(Records contained in a dataset)
=-=-=

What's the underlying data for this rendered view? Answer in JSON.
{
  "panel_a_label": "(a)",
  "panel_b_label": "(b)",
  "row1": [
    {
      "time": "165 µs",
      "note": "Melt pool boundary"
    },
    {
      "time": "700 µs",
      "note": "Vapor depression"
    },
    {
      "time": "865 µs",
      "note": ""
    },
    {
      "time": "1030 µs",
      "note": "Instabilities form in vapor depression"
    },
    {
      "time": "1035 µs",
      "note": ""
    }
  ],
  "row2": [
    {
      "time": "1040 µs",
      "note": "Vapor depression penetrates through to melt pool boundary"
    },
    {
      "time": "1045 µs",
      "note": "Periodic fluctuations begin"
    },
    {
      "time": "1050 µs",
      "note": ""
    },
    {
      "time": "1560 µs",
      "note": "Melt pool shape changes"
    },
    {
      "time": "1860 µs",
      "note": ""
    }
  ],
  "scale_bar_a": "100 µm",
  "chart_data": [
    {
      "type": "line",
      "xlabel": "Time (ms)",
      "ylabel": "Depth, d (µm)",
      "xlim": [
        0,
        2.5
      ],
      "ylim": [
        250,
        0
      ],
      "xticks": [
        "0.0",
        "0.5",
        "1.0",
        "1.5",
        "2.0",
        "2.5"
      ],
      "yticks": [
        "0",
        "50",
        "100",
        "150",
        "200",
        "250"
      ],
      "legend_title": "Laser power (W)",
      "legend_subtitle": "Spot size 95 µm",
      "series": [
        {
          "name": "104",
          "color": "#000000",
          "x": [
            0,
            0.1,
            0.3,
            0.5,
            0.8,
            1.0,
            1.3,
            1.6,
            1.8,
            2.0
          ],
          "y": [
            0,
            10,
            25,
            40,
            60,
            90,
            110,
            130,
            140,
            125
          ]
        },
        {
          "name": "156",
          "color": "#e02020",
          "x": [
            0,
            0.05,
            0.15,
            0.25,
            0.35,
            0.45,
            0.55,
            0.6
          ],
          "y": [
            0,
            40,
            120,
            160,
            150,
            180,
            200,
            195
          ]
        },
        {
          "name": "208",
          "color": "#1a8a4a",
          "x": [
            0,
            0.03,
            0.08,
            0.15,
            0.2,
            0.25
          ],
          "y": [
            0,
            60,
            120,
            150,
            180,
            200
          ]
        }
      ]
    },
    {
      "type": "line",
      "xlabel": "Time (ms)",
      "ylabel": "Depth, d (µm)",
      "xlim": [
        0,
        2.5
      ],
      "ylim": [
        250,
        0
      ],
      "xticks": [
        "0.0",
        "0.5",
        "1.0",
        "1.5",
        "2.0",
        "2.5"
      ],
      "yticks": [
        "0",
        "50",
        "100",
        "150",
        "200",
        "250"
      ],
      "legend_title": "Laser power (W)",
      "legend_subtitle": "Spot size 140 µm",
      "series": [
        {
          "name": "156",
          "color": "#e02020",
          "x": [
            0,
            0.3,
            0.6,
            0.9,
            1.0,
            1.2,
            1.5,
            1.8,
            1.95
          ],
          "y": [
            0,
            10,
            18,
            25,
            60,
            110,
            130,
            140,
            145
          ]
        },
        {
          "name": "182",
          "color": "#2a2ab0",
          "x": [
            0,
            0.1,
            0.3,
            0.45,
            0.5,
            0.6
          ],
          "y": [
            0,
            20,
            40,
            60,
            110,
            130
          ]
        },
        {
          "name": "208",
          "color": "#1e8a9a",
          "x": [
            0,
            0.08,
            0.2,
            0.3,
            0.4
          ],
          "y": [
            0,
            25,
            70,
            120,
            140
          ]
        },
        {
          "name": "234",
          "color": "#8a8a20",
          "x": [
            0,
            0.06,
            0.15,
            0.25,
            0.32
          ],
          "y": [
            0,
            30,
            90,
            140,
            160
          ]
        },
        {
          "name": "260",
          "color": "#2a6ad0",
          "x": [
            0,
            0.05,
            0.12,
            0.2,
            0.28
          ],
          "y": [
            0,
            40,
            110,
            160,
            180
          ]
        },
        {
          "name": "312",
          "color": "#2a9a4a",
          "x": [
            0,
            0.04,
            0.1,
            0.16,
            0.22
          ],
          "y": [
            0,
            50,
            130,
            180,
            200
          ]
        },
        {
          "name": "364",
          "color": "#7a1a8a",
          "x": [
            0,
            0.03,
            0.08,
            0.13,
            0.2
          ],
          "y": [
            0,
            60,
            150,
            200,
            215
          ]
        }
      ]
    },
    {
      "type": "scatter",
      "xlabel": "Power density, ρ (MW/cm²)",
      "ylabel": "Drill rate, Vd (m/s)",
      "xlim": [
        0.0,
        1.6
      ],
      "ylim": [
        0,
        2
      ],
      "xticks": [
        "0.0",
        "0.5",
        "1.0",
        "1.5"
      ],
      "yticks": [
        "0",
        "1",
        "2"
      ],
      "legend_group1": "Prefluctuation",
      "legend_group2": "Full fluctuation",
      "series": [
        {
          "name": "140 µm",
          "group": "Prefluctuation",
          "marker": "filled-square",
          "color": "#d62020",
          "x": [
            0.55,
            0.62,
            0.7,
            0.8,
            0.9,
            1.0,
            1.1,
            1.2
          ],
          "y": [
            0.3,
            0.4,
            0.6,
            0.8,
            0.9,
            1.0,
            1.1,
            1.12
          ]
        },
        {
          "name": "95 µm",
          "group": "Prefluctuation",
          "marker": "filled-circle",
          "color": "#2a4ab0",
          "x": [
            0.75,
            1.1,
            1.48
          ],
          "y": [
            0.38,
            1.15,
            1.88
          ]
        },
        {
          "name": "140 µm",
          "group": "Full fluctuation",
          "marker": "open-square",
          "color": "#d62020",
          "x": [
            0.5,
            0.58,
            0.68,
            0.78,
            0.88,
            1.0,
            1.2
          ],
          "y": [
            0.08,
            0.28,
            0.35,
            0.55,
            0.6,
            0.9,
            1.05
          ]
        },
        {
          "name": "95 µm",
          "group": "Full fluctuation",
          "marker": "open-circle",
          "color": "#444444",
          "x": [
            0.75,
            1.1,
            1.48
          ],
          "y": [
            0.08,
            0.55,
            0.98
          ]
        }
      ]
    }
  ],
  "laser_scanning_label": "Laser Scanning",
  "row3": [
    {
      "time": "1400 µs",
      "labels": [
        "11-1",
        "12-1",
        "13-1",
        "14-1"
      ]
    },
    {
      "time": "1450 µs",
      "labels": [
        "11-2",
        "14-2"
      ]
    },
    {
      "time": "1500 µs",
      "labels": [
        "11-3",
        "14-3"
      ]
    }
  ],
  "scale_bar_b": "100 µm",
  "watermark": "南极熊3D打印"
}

=-=-=

■ TASK TO COMPLETE ■
Look through the entries and return every line where "circle" appears.

■ SOLUTION TO THIS TASK ■
          "marker": "filled-circle",
          "marker": "open-circle",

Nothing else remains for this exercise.